▸ **Aim of the task**: An exact copy of every record is needed.

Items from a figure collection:
-*-
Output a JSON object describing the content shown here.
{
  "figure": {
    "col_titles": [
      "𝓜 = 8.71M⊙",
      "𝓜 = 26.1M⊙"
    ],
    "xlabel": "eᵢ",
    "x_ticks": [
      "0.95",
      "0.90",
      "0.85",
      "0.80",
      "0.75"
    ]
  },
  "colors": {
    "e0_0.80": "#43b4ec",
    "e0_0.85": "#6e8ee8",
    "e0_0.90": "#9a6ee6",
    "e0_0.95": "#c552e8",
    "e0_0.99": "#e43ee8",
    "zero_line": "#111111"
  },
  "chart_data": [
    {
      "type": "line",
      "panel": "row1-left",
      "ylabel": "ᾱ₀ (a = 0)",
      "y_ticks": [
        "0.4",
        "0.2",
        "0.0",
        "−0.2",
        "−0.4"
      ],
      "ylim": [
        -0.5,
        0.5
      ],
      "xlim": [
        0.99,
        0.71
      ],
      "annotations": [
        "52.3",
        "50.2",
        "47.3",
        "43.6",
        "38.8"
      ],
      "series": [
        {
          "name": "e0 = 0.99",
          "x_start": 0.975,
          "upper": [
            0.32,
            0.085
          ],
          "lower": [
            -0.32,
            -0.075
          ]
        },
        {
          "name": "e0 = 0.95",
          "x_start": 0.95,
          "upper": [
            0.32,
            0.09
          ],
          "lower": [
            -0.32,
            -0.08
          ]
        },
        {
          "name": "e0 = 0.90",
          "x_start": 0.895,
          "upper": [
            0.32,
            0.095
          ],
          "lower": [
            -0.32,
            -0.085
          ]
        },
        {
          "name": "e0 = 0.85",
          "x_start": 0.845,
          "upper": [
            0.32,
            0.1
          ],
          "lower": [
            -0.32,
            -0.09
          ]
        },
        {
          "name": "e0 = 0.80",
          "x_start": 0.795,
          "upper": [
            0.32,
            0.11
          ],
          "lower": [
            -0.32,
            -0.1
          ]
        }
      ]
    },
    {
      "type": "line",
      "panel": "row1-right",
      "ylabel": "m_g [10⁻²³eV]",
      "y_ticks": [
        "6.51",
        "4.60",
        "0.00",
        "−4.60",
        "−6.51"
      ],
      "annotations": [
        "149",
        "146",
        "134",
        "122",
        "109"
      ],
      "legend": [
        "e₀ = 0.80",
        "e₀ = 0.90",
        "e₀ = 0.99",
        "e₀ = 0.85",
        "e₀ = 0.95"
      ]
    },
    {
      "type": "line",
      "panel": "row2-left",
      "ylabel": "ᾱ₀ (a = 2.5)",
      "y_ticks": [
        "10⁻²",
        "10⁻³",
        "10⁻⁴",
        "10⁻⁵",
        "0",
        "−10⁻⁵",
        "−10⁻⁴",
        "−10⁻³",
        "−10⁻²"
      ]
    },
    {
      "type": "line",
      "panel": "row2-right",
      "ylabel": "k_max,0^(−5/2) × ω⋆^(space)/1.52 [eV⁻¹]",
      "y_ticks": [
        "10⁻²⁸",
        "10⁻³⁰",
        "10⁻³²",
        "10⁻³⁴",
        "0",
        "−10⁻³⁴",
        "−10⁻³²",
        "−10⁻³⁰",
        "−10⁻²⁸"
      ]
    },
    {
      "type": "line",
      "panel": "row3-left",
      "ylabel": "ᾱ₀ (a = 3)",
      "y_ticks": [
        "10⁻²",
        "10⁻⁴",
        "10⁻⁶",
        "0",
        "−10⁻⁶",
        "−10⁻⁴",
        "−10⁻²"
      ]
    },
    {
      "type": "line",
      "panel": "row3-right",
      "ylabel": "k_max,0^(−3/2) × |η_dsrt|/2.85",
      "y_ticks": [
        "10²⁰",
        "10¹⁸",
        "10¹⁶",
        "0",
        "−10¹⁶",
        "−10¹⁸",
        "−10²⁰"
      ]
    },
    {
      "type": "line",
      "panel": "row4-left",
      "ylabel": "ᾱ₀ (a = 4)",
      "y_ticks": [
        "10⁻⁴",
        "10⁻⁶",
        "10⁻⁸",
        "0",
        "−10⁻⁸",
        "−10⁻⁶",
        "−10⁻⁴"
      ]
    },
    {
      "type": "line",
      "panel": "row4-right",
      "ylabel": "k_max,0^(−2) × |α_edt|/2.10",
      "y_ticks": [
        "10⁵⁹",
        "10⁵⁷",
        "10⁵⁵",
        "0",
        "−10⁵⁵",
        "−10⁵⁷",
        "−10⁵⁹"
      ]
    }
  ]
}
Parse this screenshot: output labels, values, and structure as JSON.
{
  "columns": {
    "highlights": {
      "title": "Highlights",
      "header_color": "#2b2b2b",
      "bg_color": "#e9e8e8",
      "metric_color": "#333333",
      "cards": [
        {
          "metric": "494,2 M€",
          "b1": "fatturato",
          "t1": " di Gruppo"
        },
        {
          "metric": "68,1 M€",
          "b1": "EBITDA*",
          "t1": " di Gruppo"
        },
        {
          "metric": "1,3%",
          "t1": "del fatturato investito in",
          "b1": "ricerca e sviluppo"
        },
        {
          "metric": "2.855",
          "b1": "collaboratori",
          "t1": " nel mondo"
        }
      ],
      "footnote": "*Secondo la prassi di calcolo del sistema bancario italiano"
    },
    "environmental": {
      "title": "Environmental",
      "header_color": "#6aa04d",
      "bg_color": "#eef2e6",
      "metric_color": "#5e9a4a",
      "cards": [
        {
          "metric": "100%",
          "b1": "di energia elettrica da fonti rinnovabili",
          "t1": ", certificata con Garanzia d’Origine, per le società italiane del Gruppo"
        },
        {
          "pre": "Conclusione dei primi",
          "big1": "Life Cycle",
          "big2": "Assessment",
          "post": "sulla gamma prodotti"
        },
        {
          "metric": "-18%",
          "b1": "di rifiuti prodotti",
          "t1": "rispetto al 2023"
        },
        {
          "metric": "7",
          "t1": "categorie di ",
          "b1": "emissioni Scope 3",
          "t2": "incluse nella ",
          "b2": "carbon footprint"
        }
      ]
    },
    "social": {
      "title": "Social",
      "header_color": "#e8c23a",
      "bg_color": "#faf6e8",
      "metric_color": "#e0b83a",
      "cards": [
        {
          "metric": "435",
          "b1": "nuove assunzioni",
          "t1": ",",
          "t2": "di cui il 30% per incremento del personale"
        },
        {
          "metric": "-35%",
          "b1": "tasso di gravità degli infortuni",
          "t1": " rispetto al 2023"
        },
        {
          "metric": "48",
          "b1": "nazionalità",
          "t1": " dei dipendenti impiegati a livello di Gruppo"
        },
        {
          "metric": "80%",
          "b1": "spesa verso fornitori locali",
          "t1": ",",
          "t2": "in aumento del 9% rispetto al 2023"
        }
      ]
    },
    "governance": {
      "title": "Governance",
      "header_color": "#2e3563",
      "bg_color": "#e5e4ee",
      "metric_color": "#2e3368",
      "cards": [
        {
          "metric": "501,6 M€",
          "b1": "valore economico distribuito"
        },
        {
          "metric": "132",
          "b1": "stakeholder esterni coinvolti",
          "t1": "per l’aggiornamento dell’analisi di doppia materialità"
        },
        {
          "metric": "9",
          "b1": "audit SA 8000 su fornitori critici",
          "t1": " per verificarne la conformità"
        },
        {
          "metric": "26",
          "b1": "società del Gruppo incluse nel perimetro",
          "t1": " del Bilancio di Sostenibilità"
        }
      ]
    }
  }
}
-*-
▸ **Task response**:
Output a JSON object describing the content shown here.
{
  "figure": {
    "col_titles": [
      "𝓜 = 8.71M⊙",
      "𝓜 = 26.1M⊙"
    ],
    "xlabel": "eᵢ",
    "x_ticks": [
      "0.95",
      "0.90",
      "0.85",
      "0.80",
      "0.75"
    ]
  },
  "colors": {
    "e0_0.80": "#43b4ec",
    "e0_0.85": "#6e8ee8",
    "e0_0.90": "#9a6ee6",
    "e0_0.95": "#c552e8",
    "e0_0.99": "#e43ee8",
    "zero_line": "#111111"
  },
  "chart_data": [
    {
      "type": "line",
      "panel": "row1-left",
      "ylabel": "ᾱ₀ (a = 0)",
      "y_ticks": [
        "0.4",
        "0.2",
        "0.0",
        "−0.2",
        "−0.4"
      ],
      "ylim": [
        -0.5,
        0.5
      ],
      "xlim": [
        0.99,
        0.71
      ],
      "annotations": [
        "52.3",
        "50.2",
        "47.3",
        "43.6",
        "38.8"
      ],
      "series": [
        {
          "name": "e0 = 0.99",
          "x_start": 0.975,
          "upper": [
            0.32,
            0.085
          ],
          "lower": [
            -0.32,
            -0.075
          ]
        },
        {
          "name": "e0 = 0.95",
          "x_start": 0.95,
          "upper": [
            0.32,
            0.09
          ],
          "lower": [
            -0.32,
            -0.08
          ]
        },
        {
          "name": "e0 = 0.90",
          "x_start": 0.895,
          "upper": [
            0.32,
            0.095
          ],
          "lower": [
            -0.32,
            -0.085
          ]
        },
        {
          "name": "e0 = 0.85",
          "x_start": 0.845,
          "upper": [
            0.32,
            0.1
          ],
          "lower": [
            -0.32,
            -0.09
          ]
        },
        {
          "name": "e0 = 0.80",
          "x_start": 0.795,
          "upper": [
            0.32,
            0.11
          ],
          "lower": [
            -0.32,
            -0.1
          ]
        }
      ]
    },
    {
      "type": "line",
      "panel": "row1-right",
      "ylabel": "m_g [10⁻²³eV]",
      "y_ticks": [
        "6.51",
        "4.60",
        "0.00",
        "−4.60",
        "−6.51"
      ],
      "annotations": [
        "149",
        "146",
        "134",
        "122",
        "109"
      ],
      "legend": [
        "e₀ = 0.80",
        "e₀ = 0.90",
        "e₀ = 0.99",
        "e₀ = 0.85",
        "e₀ = 0.95"
      ]
    },
    {
      "type": "line",
      "panel": "row2-left",
      "ylabel": "ᾱ₀ (a = 2.5)",
      "y_ticks": [
        "10⁻²",
        "10⁻³",
        "10⁻⁴",
        "10⁻⁵",
        "0",
        "−10⁻⁵",
        "−10⁻⁴",
        "−10⁻³",
        "−10⁻²"
      ]
    },
    {
      "type": "line",
      "panel": "row2-right",
      "ylabel": "k_max,0^(−5/2) × ω⋆^(space)/1.52 [eV⁻¹]",
      "y_ticks": [
        "10⁻²⁸",
        "10⁻³⁰",
        "10⁻³²",
        "10⁻³⁴",
        "0",
        "−10⁻³⁴",
        "−10⁻³²",
        "−10⁻³⁰",
        "−10⁻²⁸"
      ]
    },
    {
      "type": "line",
      "panel": "row3-left",
      "ylabel": "ᾱ₀ (a = 3)",
      "y_ticks": [
        "10⁻²",
        "10⁻⁴",
        "10⁻⁶",
        "0",
        "−10⁻⁶",
        "−10⁻⁴",
        "−10⁻²"
      ]
    },
    {
      "type": "line",
      "panel": "row3-right",
      "ylabel": "k_max,0^(−3/2) × |η_dsrt|/2.85",
      "y_ticks": [
        "10²⁰",
        "10¹⁸",
        "10¹⁶",
        "0",
        "−10¹⁶",
        "−10¹⁸",
        "−10²⁰"
      ]
    },
    {
      "type": "line",
      "panel": "row4-left",
      "ylabel": "ᾱ₀ (a = 4)",
      "y_ticks": [
        "10⁻⁴",
        "10⁻⁶",
        "10⁻⁸",
        "0",
        "−10⁻⁸",
        "−10⁻⁶",
        "−10⁻⁴"
      ]
    },
    {
      "type": "line",
      "panel": "row4-right",
      "ylabel": "k_max,0^(−2) × |α_edt|/2.10",
      "y_ticks": [
        "10⁵⁹",
        "10⁵⁷",
        "10⁵⁵",
        "0",
        "−10⁵⁵",
        "−10⁵⁷",
        "−10⁵⁹"
      ]
    }
  ]
}
Parse this screenshot: output labels, values, and structure as JSON.
{
  "columns": {
    "highlights": {
      "title": "Highlights",
      "header_color": "#2b2b2b",
      "bg_color": "#e9e8e8",
      "metric_color": "#333333",
      "cards": [
        {
          "metric": "494,2 M€",
          "b1": "fatturato",
          "t1": " di Gruppo"
        },
        {
          "metric": "68,1 M€",
          "b1": "EBITDA*",
          "t1": " di Gruppo"
        },
        {
          "metric": "1,3%",
          "t1": "del fatturato investito in",
          "b1": "ricerca e sviluppo"
        },
        {
          "metric": "2.855",
          "b1": "collaboratori",
          "t1": " nel mondo"
        }
      ],
      "footnote": "*Secondo la prassi di calcolo del sistema bancario italiano"
    },
    "environmental": {
      "title": "Environmental",
      "header_color": "#6aa04d",
      "bg_color": "#eef2e6",
      "metric_color": "#5e9a4a",
      "cards": [
        {
          "metric": "100%",
          "b1": "di energia elettrica da fonti rinnovabili",
          "t1": ", certificata con Garanzia d’Origine, per le società italiane del Gruppo"
        },
        {
          "pre": "Conclusione dei primi",
          "big1": "Life Cycle",
          "big2": "Assessment",
          "post": "sulla gamma prodotti"
        },
        {
          "metric": "-18%",
          "b1": "di rifiuti prodotti",
          "t1": "rispetto al 2023"
        },
        {
          "metric": "7",
          "t1": "categorie di ",
          "b1": "emissioni Scope 3",
          "t2": "incluse nella ",
          "b2": "carbon footprint"
        }
      ]
    },
    "social": {
      "title": "Social",
      "header_color": "#e8c23a",
      "bg_color": "#faf6e8",
      "metric_color": "#e0b83a",
      "cards": [
        {
          "metric": "435",
          "b1": "nuove assunzioni",
          "t1": ",",
          "t2": "di cui il 30% per incremento del personale"
        },
        {
          "metric": "-35%",
          "b1": "tasso di gravità degli infortuni",
          "t1": " rispetto al 2023"
        },
        {
          "metric": "48",
          "b1": "nazionalità",
          "t1": " dei dipendenti impiegati a livello di Gruppo"
        },
        {
          "metric": "80%",
          "b1": "spesa verso fornitori locali",
          "t1": ",",
          "t2": "in aumento del 9% rispetto al 2023"
        }
      ]
    },
    "governance": {
      "title": "Governance",
      "header_color": "#2e3563",
      "bg_color": "#e5e4ee",
      "metric_color": "#2e3368",
      "cards": [
        {
          "metric": "501,6 M€",
          "b1": "valore economico distribuito"
        },
        {
          "metric": "132",
          "b1": "stakeholder esterni coinvolti",
          "t1": "per l’aggiornamento dell’analisi di doppia materialità"
        },
        {
          "metric": "9",
          "b1": "audit SA 8000 su fornitori critici",
          "t1": " per verificarne la conformità"
        },
        {
          "metric": "26",
          "b1": "società del Gruppo incluse nel perimetro",
          "t1": " del Bilancio di Sostenibilità"
        }
      ]
    }
  }
}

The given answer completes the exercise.